# Dolby Digital Sound



## brightonjohn (Mar 3, 2011)

Just had to do a re-start (from the menu) to get the Dolby Digital Sound to work - for some reason it had stopped working and the normal setting for Audio made no difference to it.

Anyone else had this problem tonight or at all?


----------



## geekspeak (Oct 1, 2002)

brightonjohn said:


> Just had to do a re-start (from the menu) to get the Dolby Digital Sound to work - for some reason it had stopped working and the normal setting for Audio made no difference to it.
> 
> Anyone else had this problem tonight or at all?


Not tonight no but I have had to reboot about 3 times so far specifically because of this problem.


----------



## stixe (Nov 13, 2002)

It happend to me a couple of weeks ago accused the kids of fiddling with the amp before reboot. I have had to reboot mine 3 times in the month and half I've had it keep getting message saying channel line up not found but if I delete it it goes away for a few days.

I am loathed to do anything about it as otherwise the box is proving excellent not one missed recording the suggestions are getting better.


----------



## Johnny_boy (Nov 19, 2000)

I'm getting popping noises from mine, I've had to turn on Dolby to PCM in the settings as it's really annoying every time I'm on an HD channel and press guide or change channel I get a loud squeal or speaker pop. I've had it less than 24 hours but this is apparently a known bug according to customer services. I've rebooted a couple of times but to no avail.

This happens over HDMI as well through the telly.


----------



## OzSat (Feb 15, 2001)

Johnny_boy said:


> I'm getting popping noises from mine, I've had to turn on Dolby to PCM in the settings as it's really annoying every time I'm on an HD channel and press guide or change channel I get a loud squeal or speaker pop. I've had it less than 24 hours but this is apparently a known bug according to customer services. I've rebooted a couple of times but to no avail.

(Saved entries)
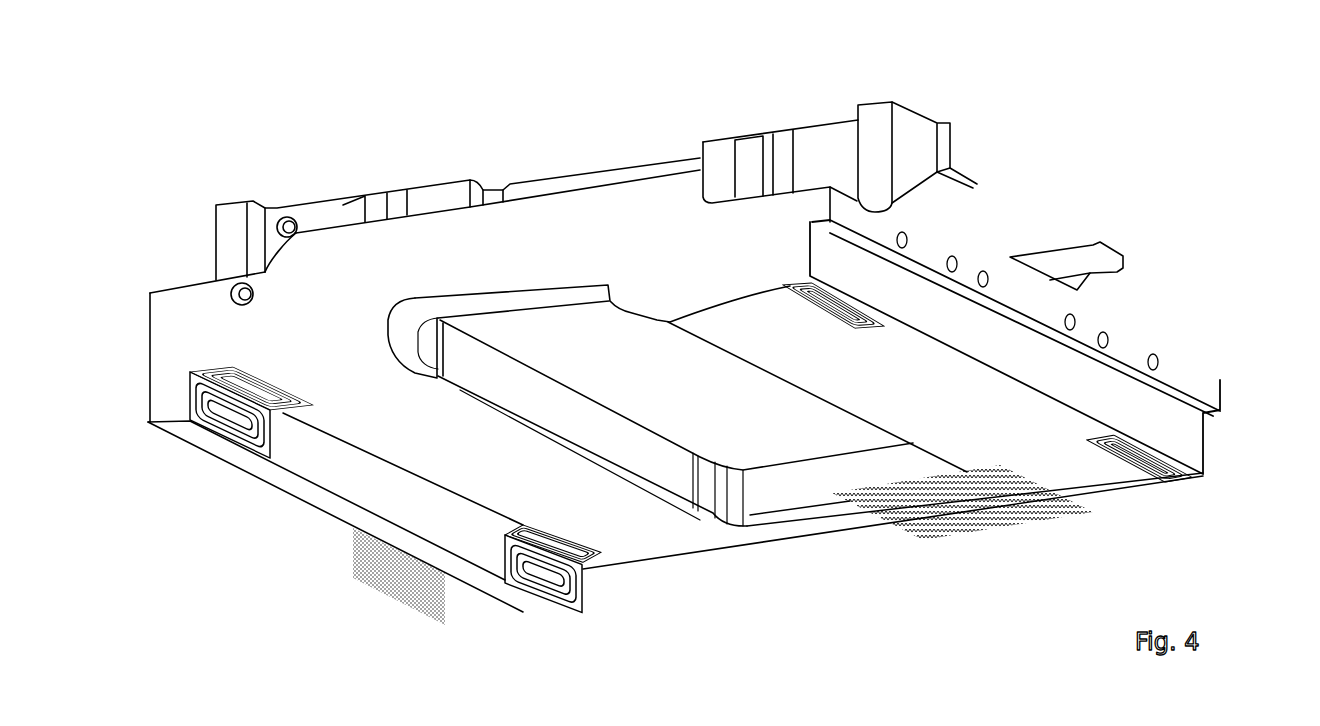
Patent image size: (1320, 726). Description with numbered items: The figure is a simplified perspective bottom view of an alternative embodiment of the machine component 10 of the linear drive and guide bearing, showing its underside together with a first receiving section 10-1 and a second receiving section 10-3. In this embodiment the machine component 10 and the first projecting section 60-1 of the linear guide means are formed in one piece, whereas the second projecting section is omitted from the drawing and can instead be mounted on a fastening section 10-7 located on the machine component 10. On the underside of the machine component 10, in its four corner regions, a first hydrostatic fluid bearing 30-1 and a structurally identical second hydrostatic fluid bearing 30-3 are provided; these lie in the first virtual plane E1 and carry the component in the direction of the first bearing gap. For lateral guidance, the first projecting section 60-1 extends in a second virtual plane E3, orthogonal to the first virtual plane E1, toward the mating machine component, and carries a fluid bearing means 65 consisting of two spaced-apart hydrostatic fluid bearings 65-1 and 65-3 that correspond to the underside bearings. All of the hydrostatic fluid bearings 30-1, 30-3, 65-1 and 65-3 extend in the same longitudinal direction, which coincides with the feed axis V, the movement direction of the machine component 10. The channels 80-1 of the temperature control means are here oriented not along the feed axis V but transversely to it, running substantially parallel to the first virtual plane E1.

The machine component 10 is at (573, 217).
The first receiving section 10-1 is at (660, 540).
The second receiving section 10-3 is at (1097, 473).
The fastening section 10-7 is at (1153, 413).
The first hydrostatic fluid bearing 30-1 is at (360, 497).
The second hydrostatic fluid bearing 30-3 is at (806, 285).
The first section 60-1 is at (337, 473).
The fluid bearing means 65 is at (214, 507).
The hydrostatic fluid bearing 65-1 is at (226, 440).
The hydrostatic fluid bearing 65-3 is at (538, 583).
The channels 80-1 is at (903, 234).
The first virtual plane E1 is at (990, 512).
The second virtual plane E3 is at (395, 580).
The feed axis V is at (710, 421).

## Written task 1
Copy the records from their start through the line containing "The second virtual plane E3 is at (395, 580).", both ends included, and omit the pictures from your answer.
## Written task 2
Pick up the forum thread about Dolby Digital sound where it ends and keep writing it.
The forum thread and the records have no connection to each other.

## Expected output 1
Patent image size: (1320, 726). Description with numbered items: The figure is a simplified perspective bottom view of an alternative embodiment of the machine component 10 of the linear drive and guide bearing, showing its underside together with a first receiving section 10-1 and a second receiving section 10-3. In this embodiment the machine component 10 and the first projecting section 60-1 of the linear guide means are formed in one piece, whereas the second projecting section is omitted from the drawing and can instead be mounted on a fastening section 10-7 located on the machine component 10. On the underside of the machine component 10, in its four corner regions, a first hydrostatic fluid bearing 30-1 and a structurally identical second hydrostatic fluid bearing 30-3 are provided; these lie in the first virtual plane E1 and carry the component in the direction of the first bearing gap. For lateral guidance, the first projecting section 60-1 extends in a second virtual plane E3, orthogonal to the first virtual plane E1, toward the mating machine component, and carries a fluid bearing means 65 consisting of two spaced-apart hydrostatic fluid bearings 65-1 and 65-3 that correspond to the underside bearings. All of the hydrostatic fluid bearings 30-1, 30-3, 65-1 and 65-3 extend in the same longitudinal direction, which coincides with the feed axis V, the movement direction of the machine component 10. The channels 80-1 of the temperature control means are here oriented not along the feed axis V but transversely to it, running substantially parallel to the first virtual plane E1.

The machine component 10 is at (573, 217).
The first receiving section 10-1 is at (660, 540).
The second receiving section 10-3 is at (1097, 473).
The fastening section 10-7 is at (1153, 413).
The first hydrostatic fluid bearing 30-1 is at (360, 497).
The second hydrostatic fluid bearing 30-3 is at (806, 285).
The first section 60-1 is at (337, 473).
The fluid bearing means 65 is at (214, 507).
The hydrostatic fluid bearing 65-1 is at (226, 440).
The hydrostatic fluid bearing 65-3 is at (538, 583).
The channels 80-1 is at (903, 234).
The first virtual plane E1 is at (990, 512).
The second virtual plane E3 is at (395, 580).

## Expected output 2
> 
> This happens over HDMI as well through the telly.


I've never had such a problem via optical in DD mode.


----------



## Mimizuku no Lew (Jan 3, 2011)

I think it's caused by the audio switching from DD to PCM when you change to an SD channel. Some Sky viewers reported a similar problem during the last NFL season when the broadcast on Sky Sports HD went to commmercial and switched from DD to PCM. It only affected some TVs and receivers though.


----------



## Johnny_boy (Nov 19, 2000)

Well this is bizarre! I reconnected the sky+ hd back up and had a fiddle with the telly settings and turned off Simplink on my LG telly (i saw a link elsewhere about this caising issues with no signal on video) and now I'm getting perfect Dolby and no popping. I'd switched inputs on the amp to get the Sky working but nothing else and this was only happening on the TiVo on Dolby mode but over HDMI as well so it was originating in the TiVo rather than the amp. Not sure exactly what I did but it's now working. I'll keep the engineer appointment on Monday and see how it goes between now and then.

Simplink on or off is making no difference. Wondering if some kind of audio loop was stopping the Dolby circuit kicking in....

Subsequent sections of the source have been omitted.